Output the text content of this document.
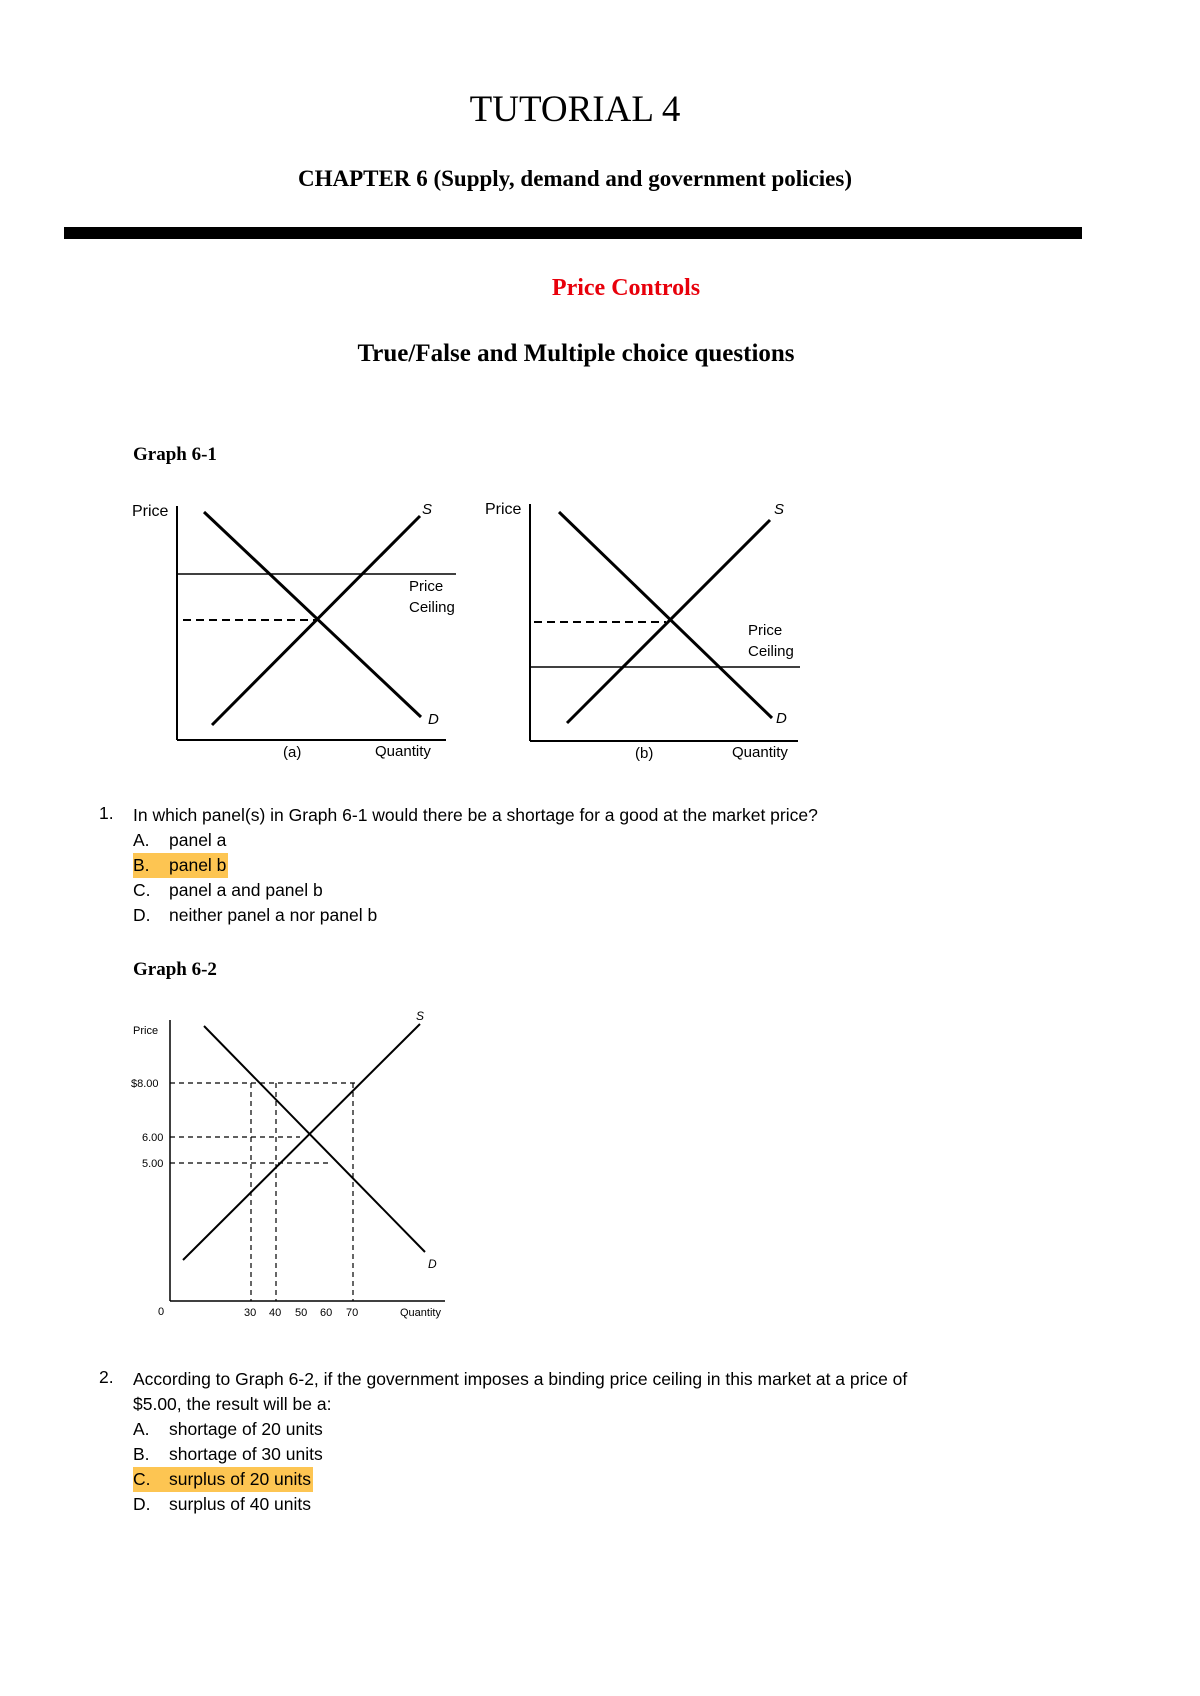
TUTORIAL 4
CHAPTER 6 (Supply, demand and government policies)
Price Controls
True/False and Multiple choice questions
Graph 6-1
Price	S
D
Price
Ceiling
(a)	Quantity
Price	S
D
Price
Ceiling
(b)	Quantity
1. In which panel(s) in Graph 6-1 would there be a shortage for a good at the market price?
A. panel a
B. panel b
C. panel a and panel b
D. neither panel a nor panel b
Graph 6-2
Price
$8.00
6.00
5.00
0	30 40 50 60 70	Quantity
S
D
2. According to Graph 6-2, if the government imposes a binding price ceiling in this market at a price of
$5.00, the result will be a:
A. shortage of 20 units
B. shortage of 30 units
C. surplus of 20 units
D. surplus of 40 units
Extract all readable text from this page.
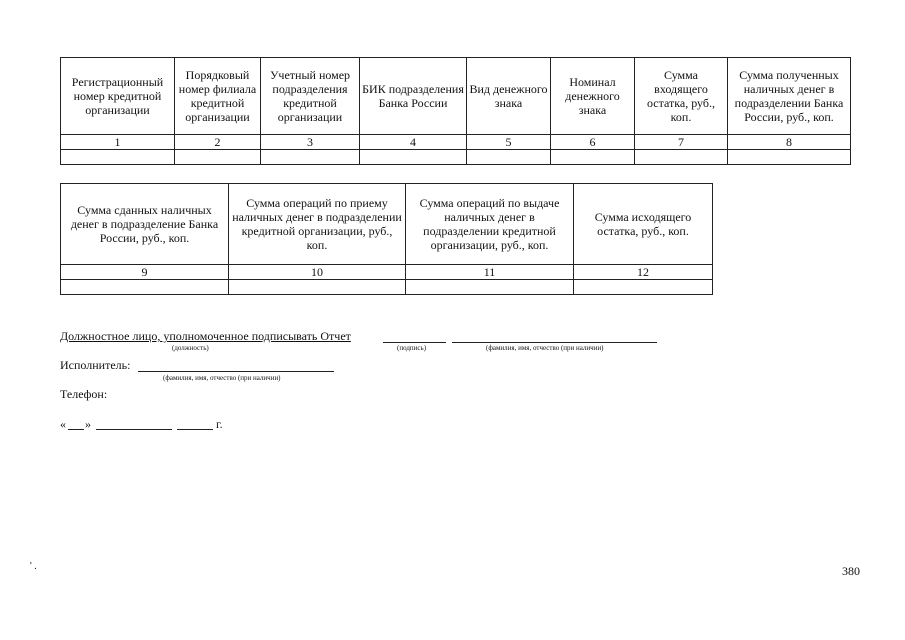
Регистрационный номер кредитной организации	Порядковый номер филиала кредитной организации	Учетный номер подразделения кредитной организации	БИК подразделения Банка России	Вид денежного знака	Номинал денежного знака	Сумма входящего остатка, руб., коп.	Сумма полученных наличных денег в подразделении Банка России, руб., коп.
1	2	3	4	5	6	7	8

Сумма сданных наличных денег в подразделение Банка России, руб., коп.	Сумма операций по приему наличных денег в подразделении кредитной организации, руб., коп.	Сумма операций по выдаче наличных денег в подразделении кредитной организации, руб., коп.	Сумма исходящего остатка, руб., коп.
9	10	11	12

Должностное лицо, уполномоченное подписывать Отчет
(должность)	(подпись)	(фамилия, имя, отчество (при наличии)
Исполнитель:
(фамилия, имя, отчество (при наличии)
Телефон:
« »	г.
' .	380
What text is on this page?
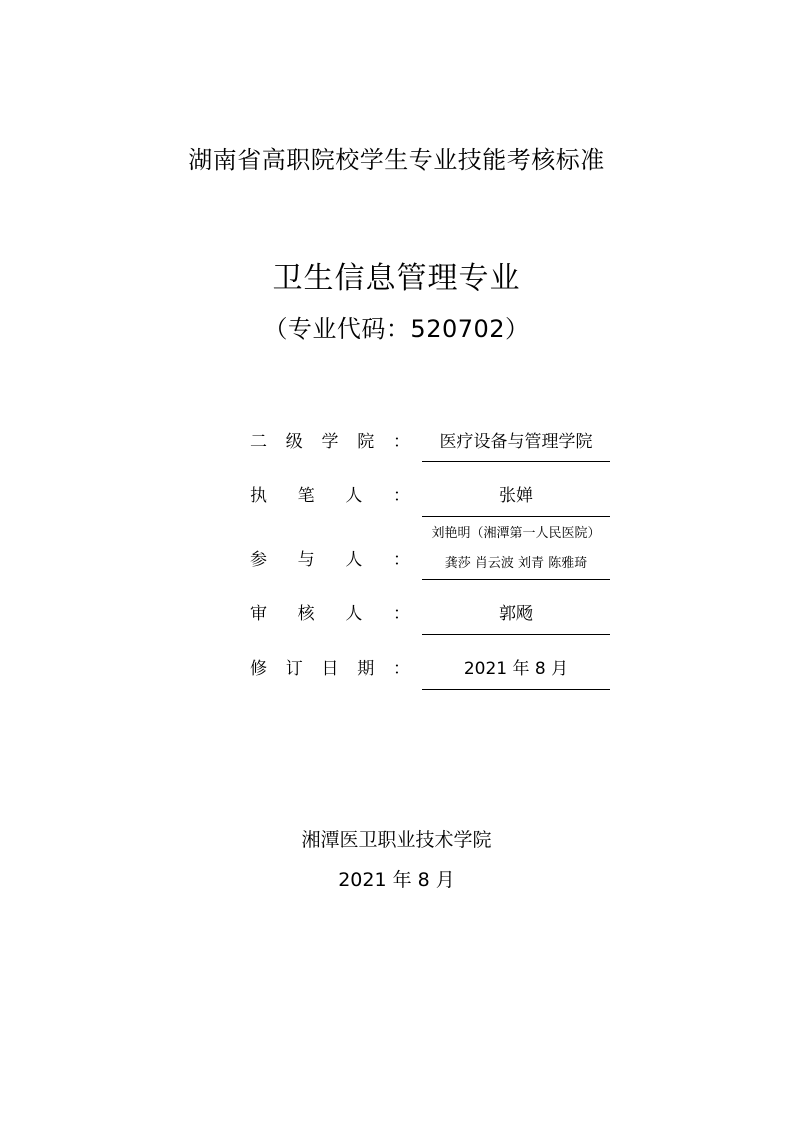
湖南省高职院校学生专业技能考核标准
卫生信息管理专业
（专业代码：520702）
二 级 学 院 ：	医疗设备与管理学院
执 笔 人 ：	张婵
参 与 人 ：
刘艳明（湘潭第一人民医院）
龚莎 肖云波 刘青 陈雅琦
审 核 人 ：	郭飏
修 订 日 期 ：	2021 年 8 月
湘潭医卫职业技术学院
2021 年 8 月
━━━━━━
## EXERCISE TASK:
From the data above, copy each line that holds "фамилия".

## EXPECTED OUTPUT:
(должность)	(подпись)	(фамилия, имя, отчество (при наличии)
(фамилия, имя, отчество (при наличии)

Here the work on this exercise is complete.